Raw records
* * *
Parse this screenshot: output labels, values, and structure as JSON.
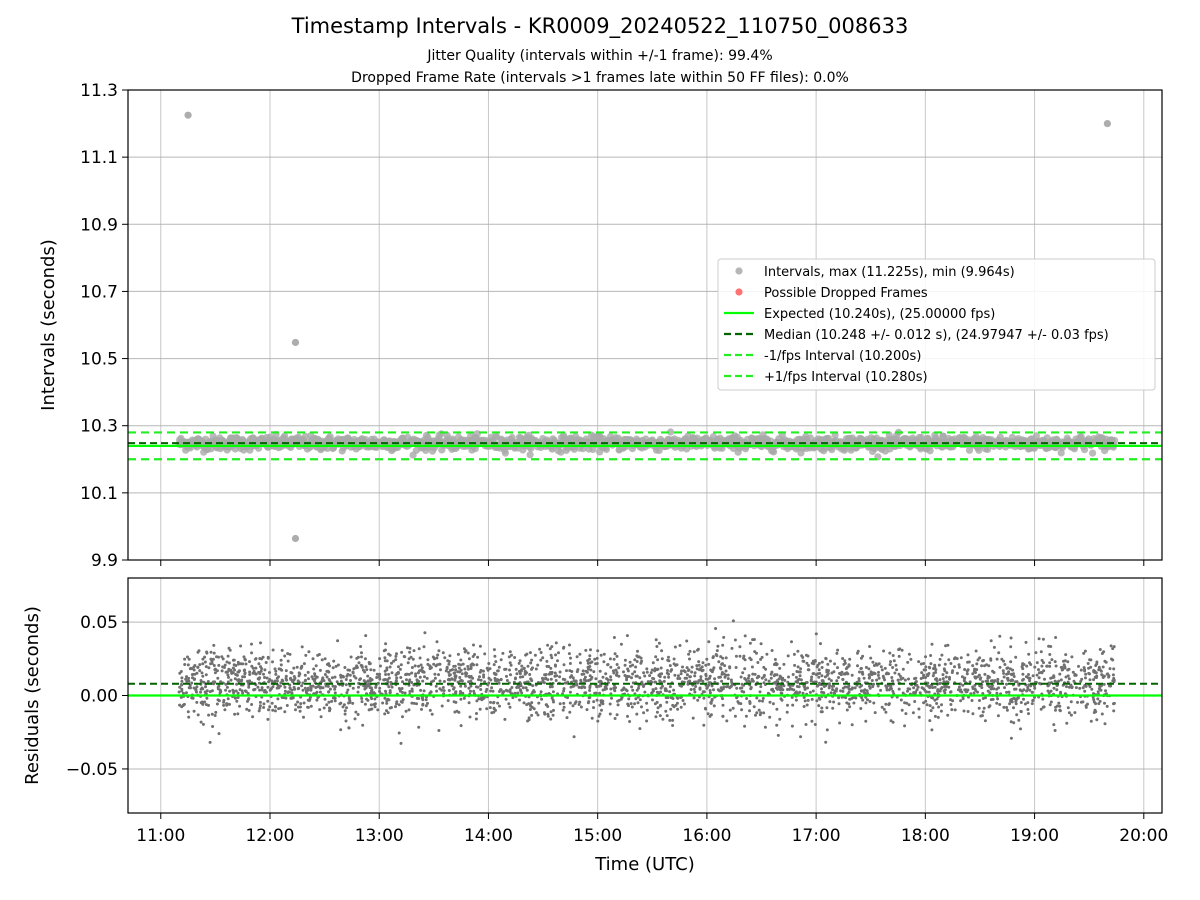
{
  "chart_data": [
    {
      "type": "scatter",
      "title": "Timestamp Intervals - KR0009_20240522_110750_008633",
      "subtitle_lines": [
        "Jitter Quality (intervals within +/-1 frame): 99.4%",
        "Dropped Frame Rate (intervals >1 frames late within 50 FF files): 0.0%"
      ],
      "xlabel": "",
      "ylabel": "Intervals (seconds)",
      "xlim": [
        "10:42",
        "20:10"
      ],
      "ylim": [
        9.9,
        11.3
      ],
      "yticks": [
        "9.9",
        "10.1",
        "10.3",
        "10.5",
        "10.7",
        "10.9",
        "11.1",
        "11.3"
      ],
      "grid": true,
      "legend_position": "center-right",
      "legend": [
        {
          "label": "Intervals, max (11.225s), min (9.964s)",
          "marker": "dot",
          "color": "#a9a9a9"
        },
        {
          "label": "Possible Dropped Frames",
          "marker": "dot",
          "color": "#ff5a5a"
        },
        {
          "label": "Expected (10.240s), (25.00000 fps)",
          "marker": "solid",
          "color": "#00ff00"
        },
        {
          "label": "Median (10.248 +/- 0.012 s), (24.97947 +/- 0.03 fps)",
          "marker": "dashed",
          "color": "#006400"
        },
        {
          "label": "-1/fps Interval (10.200s)",
          "marker": "dashed",
          "color": "#22ee22"
        },
        {
          "label": "+1/fps Interval (10.280s)",
          "marker": "dashed",
          "color": "#22ee22"
        }
      ],
      "reference_lines": {
        "expected": 10.24,
        "median": 10.248,
        "minus_1fps": 10.2,
        "plus_1fps": 10.28
      },
      "series": [
        {
          "name": "Intervals, max (11.225s), min (9.964s)",
          "time_range": [
            "11:10",
            "19:44"
          ],
          "band_center": 10.248,
          "band_spread": 0.012,
          "outliers": [
            {
              "x": "11:15",
              "y": 11.225
            },
            {
              "x": "12:14",
              "y": 10.548
            },
            {
              "x": "12:14",
              "y": 9.964
            },
            {
              "x": "19:40",
              "y": 11.2
            }
          ]
        }
      ]
    },
    {
      "type": "scatter",
      "xlabel": "Time (UTC)",
      "ylabel": "Residuals (seconds)",
      "xlim": [
        "10:42",
        "20:10"
      ],
      "ylim": [
        -0.08,
        0.08
      ],
      "yticks": [
        "−0.05",
        "0.00",
        "0.05"
      ],
      "xticks": [
        "11:00",
        "12:00",
        "13:00",
        "14:00",
        "15:00",
        "16:00",
        "17:00",
        "18:00",
        "19:00",
        "20:00"
      ],
      "grid": true,
      "reference_lines": {
        "zero": 0.0,
        "median_offset": 0.008
      },
      "series": [
        {
          "time_range": [
            "11:10",
            "19:44"
          ],
          "center": 0.008,
          "spread": 0.012,
          "point_count": 3000
        }
      ]
    }
  ],
  "colors": {
    "intervals": "#a9a9a9",
    "residuals": "#707070",
    "dropped": "#ff5a5a",
    "expected": "#00ff00",
    "median": "#006400",
    "fps_bounds": "#22ee22",
    "grid": "#b0b0b0"
  }
}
* * *
SHORT PROBLEM
Omit the images and transcribe all of the records above word for word.

SOLUTION FOR THIS PROBLEM
Parse this screenshot: output labels, values, and structure as JSON.
{
  "chart_data": [
    {
      "type": "scatter",
      "title": "Timestamp Intervals - KR0009_20240522_110750_008633",
      "subtitle_lines": [
        "Jitter Quality (intervals within +/-1 frame): 99.4%",
        "Dropped Frame Rate (intervals >1 frames late within 50 FF files): 0.0%"
      ],
      "xlabel": "",
      "ylabel": "Intervals (seconds)",
      "xlim": [
        "10:42",
        "20:10"
      ],
      "ylim": [
        9.9,
        11.3
      ],
      "yticks": [
        "9.9",
        "10.1",
        "10.3",
        "10.5",
        "10.7",
        "10.9",
        "11.1",
        "11.3"
      ],
      "grid": true,
      "legend_position": "center-right",
      "legend": [
        {
          "label": "Intervals, max (11.225s), min (9.964s)",
          "marker": "dot",
          "color": "#a9a9a9"
        },
        {
          "label": "Possible Dropped Frames",
          "marker": "dot",
          "color": "#ff5a5a"
        },
        {
          "label": "Expected (10.240s), (25.00000 fps)",
          "marker": "solid",
          "color": "#00ff00"
        },
        {
          "label": "Median (10.248 +/- 0.012 s), (24.97947 +/- 0.03 fps)",
          "marker": "dashed",
          "color": "#006400"
        },
        {
          "label": "-1/fps Interval (10.200s)",
          "marker": "dashed",
          "color": "#22ee22"
        },
        {
          "label": "+1/fps Interval (10.280s)",
          "marker": "dashed",
          "color": "#22ee22"
        }
      ],
      "reference_lines": {
        "expected": 10.24,
        "median": 10.248,
        "minus_1fps": 10.2,
        "plus_1fps": 10.28
      },
      "series": [
        {
          "name": "Intervals, max (11.225s), min (9.964s)",
          "time_range": [
            "11:10",
            "19:44"
          ],
          "band_center": 10.248,
          "band_spread": 0.012,
          "outliers": [
            {
              "x": "11:15",
              "y": 11.225
            },
            {
              "x": "12:14",
              "y": 10.548
            },
            {
              "x": "12:14",
              "y": 9.964
            },
            {
              "x": "19:40",
              "y": 11.2
            }
          ]
        }
      ]
    },
    {
      "type": "scatter",
      "xlabel": "Time (UTC)",
      "ylabel": "Residuals (seconds)",
      "xlim": [
        "10:42",
        "20:10"
      ],
      "ylim": [
        -0.08,
        0.08
      ],
      "yticks": [
        "−0.05",
        "0.00",
        "0.05"
      ],
      "xticks": [
        "11:00",
        "12:00",
        "13:00",
        "14:00",
        "15:00",
        "16:00",
        "17:00",
        "18:00",
        "19:00",
        "20:00"
      ],
      "grid": true,
      "reference_lines": {
        "zero": 0.0,
        "median_offset": 0.008
      },
      "series": [
        {
          "time_range": [
            "11:10",
            "19:44"
          ],
          "center": 0.008,
          "spread": 0.012,
          "point_count": 3000
        }
      ]
    }
  ],
  "colors": {
    "intervals": "#a9a9a9",
    "residuals": "#707070",
    "dropped": "#ff5a5a",
    "expected": "#00ff00",
    "median": "#006400",
    "fps_bounds": "#22ee22",
    "grid": "#b0b0b0"
  }
}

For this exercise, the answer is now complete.